Check every line of the entries that follow, and copy the ones containing "国债收益率".

>> Begin Dataset

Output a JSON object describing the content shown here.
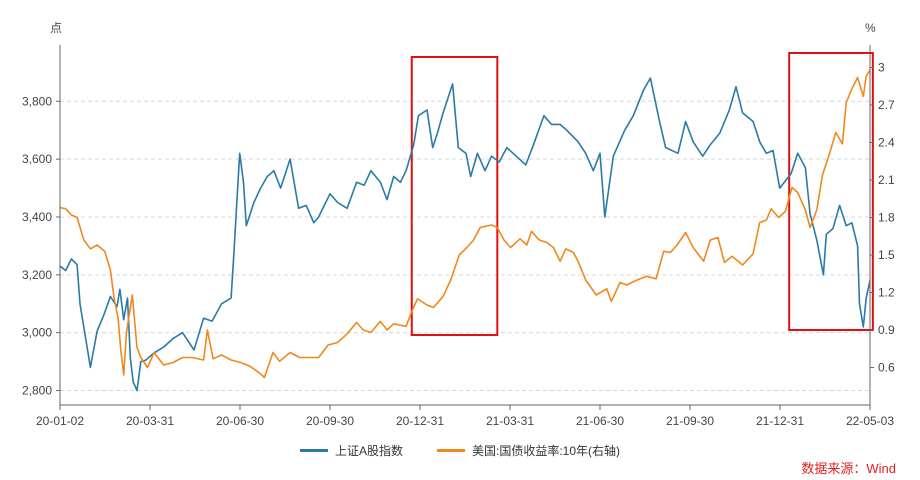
{
  "chart_data": {
    "type": "line",
    "left_axis_unit": "点",
    "right_axis_unit": "%",
    "x_tick_labels": [
      "20-01-02",
      "20-03-31",
      "20-06-30",
      "20-09-30",
      "20-12-31",
      "21-03-31",
      "21-06-30",
      "21-09-30",
      "21-12-31",
      "22-05-03"
    ],
    "x_range": [
      "2020-01-02",
      "2022-05-03"
    ],
    "y_left": {
      "min": 2750,
      "max": 3960,
      "ticks": [
        2800,
        3000,
        3200,
        3400,
        3600,
        3800
      ],
      "tick_labels": [
        "2,800",
        "3,000",
        "3,200",
        "3,400",
        "3,600",
        "3,800"
      ]
    },
    "y_right": {
      "min": 0.3,
      "max": 3.1,
      "ticks": [
        0.6,
        0.9,
        1.2,
        1.5,
        1.8,
        2.1,
        2.4,
        2.7,
        3.0
      ],
      "tick_labels": [
        "0.6",
        "0.9",
        "1.2",
        "1.5",
        "1.8",
        "2.1",
        "2.4",
        "2.7",
        "3"
      ]
    },
    "grid": "horizontal dashed",
    "legend_position": "bottom",
    "series": [
      {
        "name": "上证A股指数",
        "axis": "left",
        "color": "#2a7aa8",
        "points": [
          [
            "2020-01-02",
            3230
          ],
          [
            "2020-01-08",
            3215
          ],
          [
            "2020-01-14",
            3255
          ],
          [
            "2020-01-20",
            3235
          ],
          [
            "2020-01-23",
            3100
          ],
          [
            "2020-02-03",
            2880
          ],
          [
            "2020-02-10",
            3005
          ],
          [
            "2020-02-17",
            3060
          ],
          [
            "2020-02-24",
            3125
          ],
          [
            "2020-03-02",
            3090
          ],
          [
            "2020-03-05",
            3150
          ],
          [
            "2020-03-09",
            3045
          ],
          [
            "2020-03-13",
            3120
          ],
          [
            "2020-03-16",
            2910
          ],
          [
            "2020-03-19",
            2830
          ],
          [
            "2020-03-23",
            2800
          ],
          [
            "2020-03-27",
            2900
          ],
          [
            "2020-04-01",
            2905
          ],
          [
            "2020-04-10",
            2930
          ],
          [
            "2020-04-20",
            2950
          ],
          [
            "2020-04-30",
            2980
          ],
          [
            "2020-05-10",
            3000
          ],
          [
            "2020-05-22",
            2940
          ],
          [
            "2020-06-01",
            3050
          ],
          [
            "2020-06-10",
            3040
          ],
          [
            "2020-06-20",
            3100
          ],
          [
            "2020-06-30",
            3120
          ],
          [
            "2020-07-03",
            3280
          ],
          [
            "2020-07-06",
            3450
          ],
          [
            "2020-07-09",
            3620
          ],
          [
            "2020-07-13",
            3520
          ],
          [
            "2020-07-16",
            3370
          ],
          [
            "2020-07-24",
            3450
          ],
          [
            "2020-07-31",
            3500
          ],
          [
            "2020-08-07",
            3540
          ],
          [
            "2020-08-14",
            3560
          ],
          [
            "2020-08-21",
            3500
          ],
          [
            "2020-08-31",
            3600
          ],
          [
            "2020-09-09",
            3430
          ],
          [
            "2020-09-17",
            3440
          ],
          [
            "2020-09-25",
            3380
          ],
          [
            "2020-09-30",
            3400
          ],
          [
            "2020-10-12",
            3480
          ],
          [
            "2020-10-20",
            3450
          ],
          [
            "2020-10-30",
            3430
          ],
          [
            "2020-11-09",
            3520
          ],
          [
            "2020-11-17",
            3510
          ],
          [
            "2020-11-24",
            3560
          ],
          [
            "2020-12-04",
            3520
          ],
          [
            "2020-12-11",
            3460
          ],
          [
            "2020-12-18",
            3540
          ],
          [
            "2020-12-25",
            3520
          ],
          [
            "2020-12-31",
            3560
          ],
          [
            "2021-01-08",
            3650
          ],
          [
            "2021-01-13",
            3750
          ],
          [
            "2021-01-22",
            3770
          ],
          [
            "2021-01-28",
            3640
          ],
          [
            "2021-02-02",
            3690
          ],
          [
            "2021-02-08",
            3760
          ],
          [
            "2021-02-18",
            3860
          ],
          [
            "2021-02-24",
            3640
          ],
          [
            "2021-03-04",
            3620
          ],
          [
            "2021-03-09",
            3540
          ],
          [
            "2021-03-16",
            3620
          ],
          [
            "2021-03-24",
            3560
          ],
          [
            "2021-03-31",
            3610
          ],
          [
            "2021-04-08",
            3590
          ],
          [
            "2021-04-16",
            3640
          ],
          [
            "2021-04-26",
            3610
          ],
          [
            "2021-05-06",
            3580
          ],
          [
            "2021-05-14",
            3650
          ],
          [
            "2021-05-25",
            3750
          ],
          [
            "2021-06-02",
            3720
          ],
          [
            "2021-06-11",
            3720
          ],
          [
            "2021-06-18",
            3700
          ],
          [
            "2021-06-30",
            3660
          ],
          [
            "2021-07-08",
            3620
          ],
          [
            "2021-07-16",
            3560
          ],
          [
            "2021-07-23",
            3620
          ],
          [
            "2021-07-28",
            3400
          ],
          [
            "2021-08-06",
            3610
          ],
          [
            "2021-08-18",
            3700
          ],
          [
            "2021-08-27",
            3750
          ],
          [
            "2021-09-07",
            3840
          ],
          [
            "2021-09-14",
            3880
          ],
          [
            "2021-09-23",
            3740
          ],
          [
            "2021-09-30",
            3640
          ],
          [
            "2021-10-13",
            3620
          ],
          [
            "2021-10-21",
            3730
          ],
          [
            "2021-10-29",
            3660
          ],
          [
            "2021-11-08",
            3610
          ],
          [
            "2021-11-16",
            3650
          ],
          [
            "2021-11-26",
            3690
          ],
          [
            "2021-12-06",
            3770
          ],
          [
            "2021-12-13",
            3850
          ],
          [
            "2021-12-20",
            3760
          ],
          [
            "2021-12-31",
            3730
          ],
          [
            "2022-01-07",
            3660
          ],
          [
            "2022-01-14",
            3620
          ],
          [
            "2022-01-21",
            3630
          ],
          [
            "2022-01-28",
            3500
          ],
          [
            "2022-02-09",
            3550
          ],
          [
            "2022-02-16",
            3620
          ],
          [
            "2022-02-24",
            3570
          ],
          [
            "2022-03-01",
            3410
          ],
          [
            "2022-03-08",
            3320
          ],
          [
            "2022-03-15",
            3200
          ],
          [
            "2022-03-18",
            3340
          ],
          [
            "2022-03-25",
            3360
          ],
          [
            "2022-04-01",
            3440
          ],
          [
            "2022-04-08",
            3370
          ],
          [
            "2022-04-14",
            3380
          ],
          [
            "2022-04-20",
            3300
          ],
          [
            "2022-04-22",
            3100
          ],
          [
            "2022-04-26",
            3020
          ],
          [
            "2022-04-29",
            3120
          ],
          [
            "2022-05-03",
            3180
          ]
        ]
      },
      {
        "name": "美国:国债收益率:10年(右轴)",
        "axis": "right",
        "color": "#f0891d",
        "points": [
          [
            "2020-01-02",
            1.88
          ],
          [
            "2020-01-08",
            1.87
          ],
          [
            "2020-01-14",
            1.82
          ],
          [
            "2020-01-20",
            1.8
          ],
          [
            "2020-01-27",
            1.62
          ],
          [
            "2020-02-03",
            1.55
          ],
          [
            "2020-02-10",
            1.58
          ],
          [
            "2020-02-18",
            1.53
          ],
          [
            "2020-02-24",
            1.38
          ],
          [
            "2020-02-28",
            1.15
          ],
          [
            "2020-03-03",
            1.0
          ],
          [
            "2020-03-06",
            0.74
          ],
          [
            "2020-03-09",
            0.54
          ],
          [
            "2020-03-12",
            0.88
          ],
          [
            "2020-03-18",
            1.18
          ],
          [
            "2020-03-23",
            0.76
          ],
          [
            "2020-03-27",
            0.68
          ],
          [
            "2020-04-03",
            0.6
          ],
          [
            "2020-04-10",
            0.72
          ],
          [
            "2020-04-20",
            0.62
          ],
          [
            "2020-04-30",
            0.64
          ],
          [
            "2020-05-10",
            0.68
          ],
          [
            "2020-05-20",
            0.68
          ],
          [
            "2020-06-01",
            0.66
          ],
          [
            "2020-06-05",
            0.9
          ],
          [
            "2020-06-11",
            0.67
          ],
          [
            "2020-06-20",
            0.7
          ],
          [
            "2020-06-30",
            0.66
          ],
          [
            "2020-07-10",
            0.64
          ],
          [
            "2020-07-20",
            0.61
          ],
          [
            "2020-07-31",
            0.55
          ],
          [
            "2020-08-04",
            0.52
          ],
          [
            "2020-08-13",
            0.72
          ],
          [
            "2020-08-20",
            0.65
          ],
          [
            "2020-08-31",
            0.72
          ],
          [
            "2020-09-10",
            0.68
          ],
          [
            "2020-09-20",
            0.68
          ],
          [
            "2020-09-30",
            0.68
          ],
          [
            "2020-10-10",
            0.78
          ],
          [
            "2020-10-20",
            0.8
          ],
          [
            "2020-10-30",
            0.87
          ],
          [
            "2020-11-09",
            0.96
          ],
          [
            "2020-11-16",
            0.9
          ],
          [
            "2020-11-24",
            0.88
          ],
          [
            "2020-12-04",
            0.97
          ],
          [
            "2020-12-11",
            0.9
          ],
          [
            "2020-12-18",
            0.95
          ],
          [
            "2020-12-24",
            0.94
          ],
          [
            "2020-12-31",
            0.93
          ],
          [
            "2021-01-06",
            1.05
          ],
          [
            "2021-01-12",
            1.15
          ],
          [
            "2021-01-22",
            1.1
          ],
          [
            "2021-01-29",
            1.08
          ],
          [
            "2021-02-08",
            1.17
          ],
          [
            "2021-02-16",
            1.3
          ],
          [
            "2021-02-25",
            1.5
          ],
          [
            "2021-03-05",
            1.56
          ],
          [
            "2021-03-12",
            1.62
          ],
          [
            "2021-03-19",
            1.72
          ],
          [
            "2021-03-31",
            1.74
          ],
          [
            "2021-04-06",
            1.72
          ],
          [
            "2021-04-13",
            1.62
          ],
          [
            "2021-04-20",
            1.56
          ],
          [
            "2021-04-30",
            1.63
          ],
          [
            "2021-05-07",
            1.58
          ],
          [
            "2021-05-12",
            1.69
          ],
          [
            "2021-05-20",
            1.62
          ],
          [
            "2021-05-28",
            1.6
          ],
          [
            "2021-06-04",
            1.56
          ],
          [
            "2021-06-11",
            1.45
          ],
          [
            "2021-06-17",
            1.55
          ],
          [
            "2021-06-25",
            1.52
          ],
          [
            "2021-06-30",
            1.45
          ],
          [
            "2021-07-08",
            1.3
          ],
          [
            "2021-07-19",
            1.18
          ],
          [
            "2021-07-30",
            1.23
          ],
          [
            "2021-08-04",
            1.13
          ],
          [
            "2021-08-13",
            1.28
          ],
          [
            "2021-08-20",
            1.26
          ],
          [
            "2021-08-31",
            1.3
          ],
          [
            "2021-09-10",
            1.33
          ],
          [
            "2021-09-20",
            1.31
          ],
          [
            "2021-09-28",
            1.53
          ],
          [
            "2021-10-05",
            1.52
          ],
          [
            "2021-10-12",
            1.58
          ],
          [
            "2021-10-21",
            1.68
          ],
          [
            "2021-10-29",
            1.56
          ],
          [
            "2021-11-09",
            1.45
          ],
          [
            "2021-11-16",
            1.62
          ],
          [
            "2021-11-24",
            1.64
          ],
          [
            "2021-12-01",
            1.44
          ],
          [
            "2021-12-09",
            1.49
          ],
          [
            "2021-12-20",
            1.42
          ],
          [
            "2021-12-31",
            1.51
          ],
          [
            "2022-01-07",
            1.76
          ],
          [
            "2022-01-14",
            1.78
          ],
          [
            "2022-01-19",
            1.87
          ],
          [
            "2022-01-27",
            1.8
          ],
          [
            "2022-02-03",
            1.85
          ],
          [
            "2022-02-10",
            2.04
          ],
          [
            "2022-02-16",
            2.0
          ],
          [
            "2022-02-24",
            1.86
          ],
          [
            "2022-03-01",
            1.72
          ],
          [
            "2022-03-08",
            1.86
          ],
          [
            "2022-03-14",
            2.14
          ],
          [
            "2022-03-21",
            2.3
          ],
          [
            "2022-03-28",
            2.48
          ],
          [
            "2022-04-04",
            2.39
          ],
          [
            "2022-04-08",
            2.72
          ],
          [
            "2022-04-14",
            2.83
          ],
          [
            "2022-04-20",
            2.92
          ],
          [
            "2022-04-26",
            2.77
          ],
          [
            "2022-04-29",
            2.93
          ],
          [
            "2022-05-03",
            2.98
          ]
        ]
      }
    ]
  },
  "legend": {
    "series1_label": "上证A股指数",
    "series2_label": "美国:国债收益率:10年(右轴)",
    "series1_color": "#2a7aa8",
    "series2_color": "#f0891d"
  },
  "source_text": "数据来源：Wind",
  "highlight_color": "#e01010",
  "highlights": [
    {
      "from": "2021-01-06",
      "to": "2021-04-06"
    },
    {
      "from": "2022-02-07",
      "to": "2022-05-06"
    }
  ]
}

>> End Dataset

Complete output -
        "name": "美国:国债收益率:10年(右轴)",
    "series2_label": "美国:国债收益率:10年(右轴)",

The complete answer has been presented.